> _STATED TASK_:
Every line below should be copied exactly; drop the pictures.

> _DATA ENTRIES_:
_ _ _ _ _

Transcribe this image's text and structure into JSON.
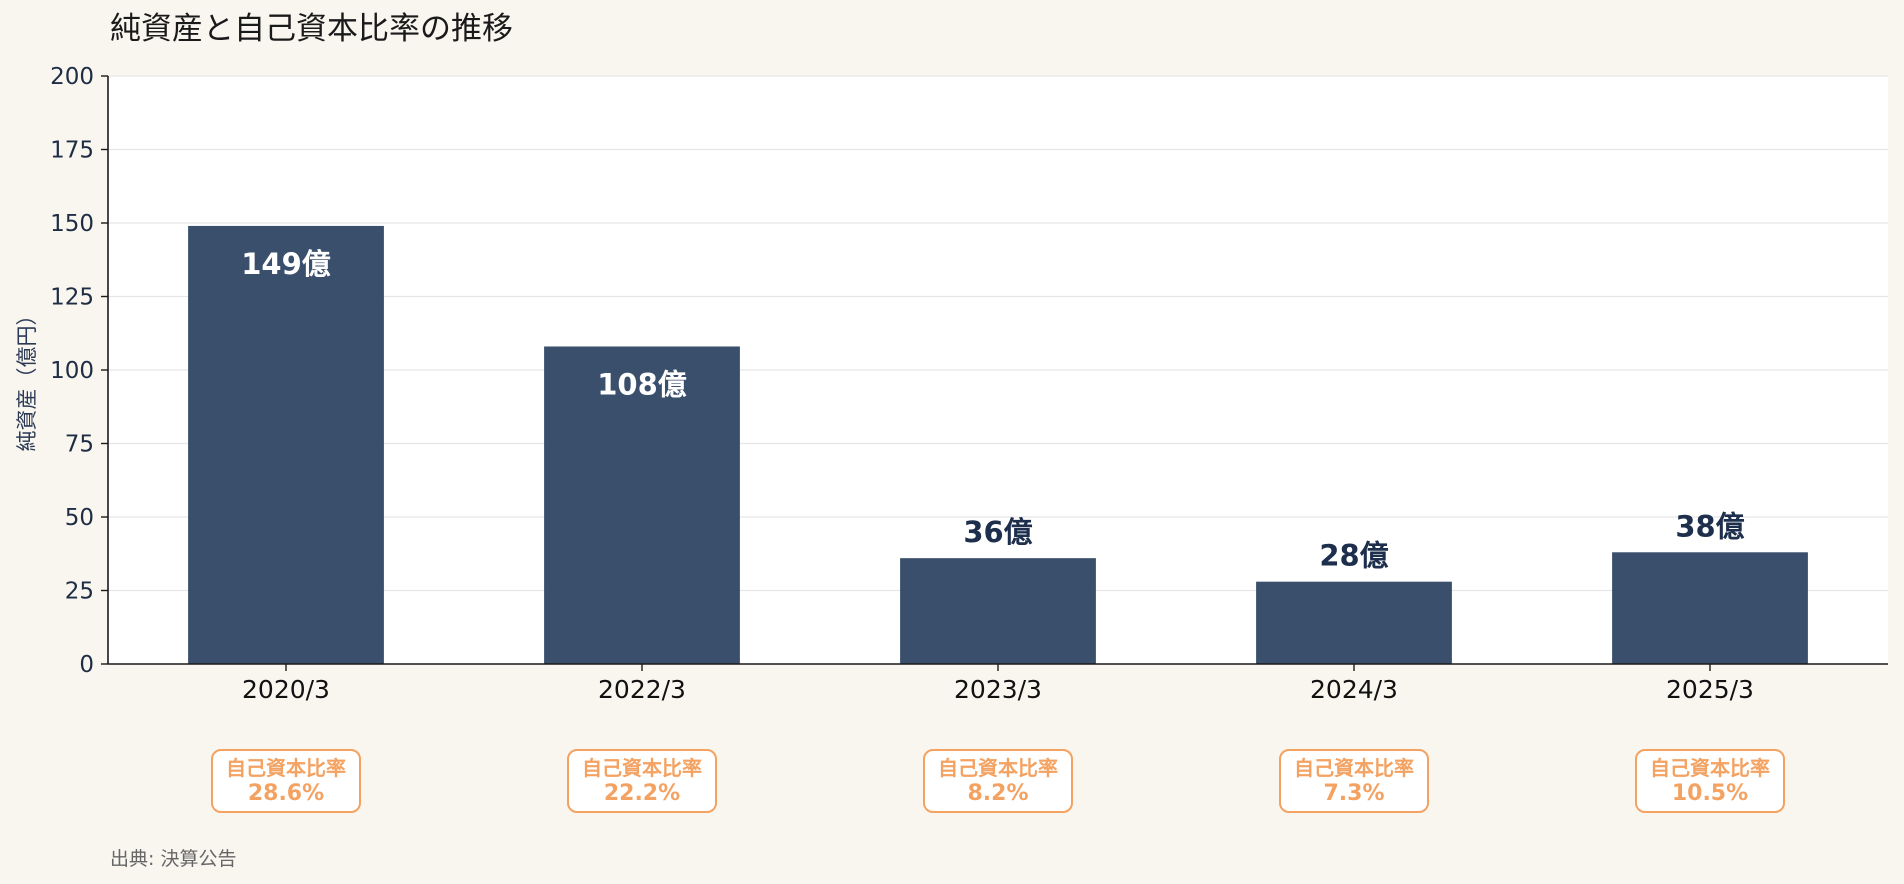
{
  "chart_data": {
    "type": "bar",
    "title": "純資産と自己資本比率の推移",
    "ylabel": "純資産（億円）",
    "xlabel": "",
    "ylim": [
      0,
      200
    ],
    "yticks": [
      0,
      25,
      50,
      75,
      100,
      125,
      150,
      175,
      200
    ],
    "grid": true,
    "categories": [
      "2020/3",
      "2022/3",
      "2023/3",
      "2024/3",
      "2025/3"
    ],
    "values": [
      149,
      108,
      36,
      28,
      38
    ],
    "value_labels": [
      "149億",
      "108億",
      "36億",
      "28億",
      "38億"
    ],
    "ratio_label": "自己資本比率",
    "equity_ratio": [
      "28.6%",
      "22.2%",
      "8.2%",
      "7.3%",
      "10.5%"
    ],
    "source": "出典: 決算公告"
  },
  "colors": {
    "background": "#f9f6f0",
    "plot_background": "#ffffff",
    "bar": "#3a4f6b",
    "label_inside": "#ffffff",
    "label_outside": "#1e2f4d",
    "ratio_accent": "#f4a261",
    "grid": "#e6e6e6",
    "axis": "#1a1a1a"
  }
}
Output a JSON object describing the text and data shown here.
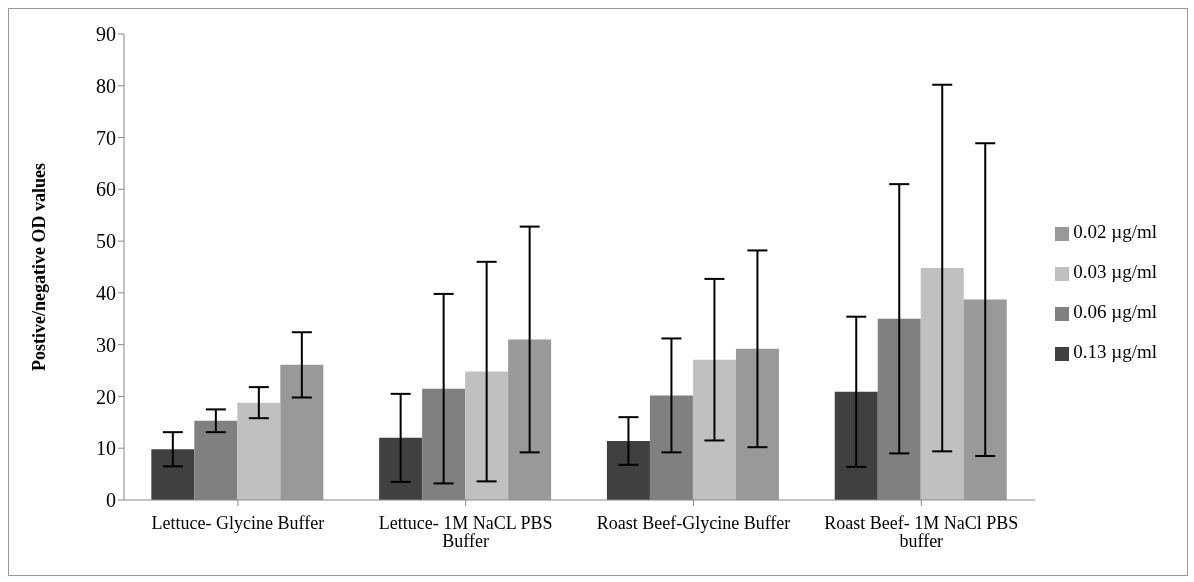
{
  "chart_data": {
    "type": "bar",
    "ylabel": "Postive/negative OD values",
    "categories": [
      "Lettuce- Glycine Buffer",
      "Lettuce- 1M NaCL PBS Buffer",
      "Roast Beef-Glycine Buffer",
      "Roast Beef- 1M NaCl PBS buffer"
    ],
    "series": [
      {
        "name": "0.13 µg/ml",
        "color": "#404040",
        "values": [
          9.8,
          12,
          11.4,
          20.9
        ],
        "errors": [
          3.3,
          8.5,
          4.6,
          14.5
        ]
      },
      {
        "name": "0.06 µg/ml",
        "color": "#808080",
        "values": [
          15.3,
          21.5,
          20.2,
          35
        ],
        "errors": [
          2.2,
          18.3,
          11,
          26
        ]
      },
      {
        "name": "0.03 µg/ml",
        "color": "#c0c0c0",
        "values": [
          18.8,
          24.8,
          27.1,
          44.8
        ],
        "errors": [
          3,
          21.2,
          15.6,
          35.4
        ]
      },
      {
        "name": "0.02 µg/ml",
        "color": "#999999",
        "values": [
          26.1,
          31,
          29.2,
          38.7
        ],
        "errors": [
          6.3,
          21.8,
          19,
          30.2
        ]
      }
    ],
    "ylim": [
      0,
      90
    ],
    "yticks": [
      0,
      10,
      20,
      30,
      40,
      50,
      60,
      70,
      80,
      90
    ],
    "grid": false,
    "legend": "right"
  }
}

_ _ _ _ _

> _WORKED SOLUTION_:
Transcribe this image's text and structure into JSON.
{
  "chart_data": {
    "type": "bar",
    "title": "純資産と自己資本比率の推移",
    "ylabel": "純資産（億円）",
    "xlabel": "",
    "ylim": [
      0,
      200
    ],
    "yticks": [
      0,
      25,
      50,
      75,
      100,
      125,
      150,
      175,
      200
    ],
    "grid": true,
    "categories": [
      "2020/3",
      "2022/3",
      "2023/3",
      "2024/3",
      "2025/3"
    ],
    "values": [
      149,
      108,
      36,
      28,
      38
    ],
    "value_labels": [
      "149億",
      "108億",
      "36億",
      "28億",
      "38億"
    ],
    "ratio_label": "自己資本比率",
    "equity_ratio": [
      "28.6%",
      "22.2%",
      "8.2%",
      "7.3%",
      "10.5%"
    ],
    "source": "出典: 決算公告"
  },
  "colors": {
    "background": "#f9f6f0",
    "plot_background": "#ffffff",
    "bar": "#3a4f6b",
    "label_inside": "#ffffff",
    "label_outside": "#1e2f4d",
    "ratio_accent": "#f4a261",
    "grid": "#e6e6e6",
    "axis": "#1a1a1a"
  }
}
Output a JSON object describing the text and data shown here.
{
  "chart_data": {
    "type": "bar",
    "ylabel": "Postive/negative OD values",
    "categories": [
      "Lettuce- Glycine Buffer",
      "Lettuce- 1M NaCL PBS Buffer",
      "Roast Beef-Glycine Buffer",
      "Roast Beef- 1M NaCl PBS buffer"
    ],
    "series": [
      {
        "name": "0.13 µg/ml",
        "color": "#404040",
        "values": [
          9.8,
          12,
          11.4,
          20.9
        ],
        "errors": [
          3.3,
          8.5,
          4.6,
          14.5
        ]
      },
      {
        "name": "0.06 µg/ml",
        "color": "#808080",
        "values": [
          15.3,
          21.5,
          20.2,
          35
        ],
        "errors": [
          2.2,
          18.3,
          11,
          26
        ]
      },
      {
        "name": "0.03 µg/ml",
        "color": "#c0c0c0",
        "values": [
          18.8,
          24.8,
          27.1,
          44.8
        ],
        "errors": [
          3,
          21.2,
          15.6,
          35.4
        ]
      },
      {
        "name": "0.02 µg/ml",
        "color": "#999999",
        "values": [
          26.1,
          31,
          29.2,
          38.7
        ],
        "errors": [
          6.3,
          21.8,
          19,
          30.2
        ]
      }
    ],
    "ylim": [
      0,
      90
    ],
    "yticks": [
      0,
      10,
      20,
      30,
      40,
      50,
      60,
      70,
      80,
      90
    ],
    "grid": false,
    "legend": "right"
  }
}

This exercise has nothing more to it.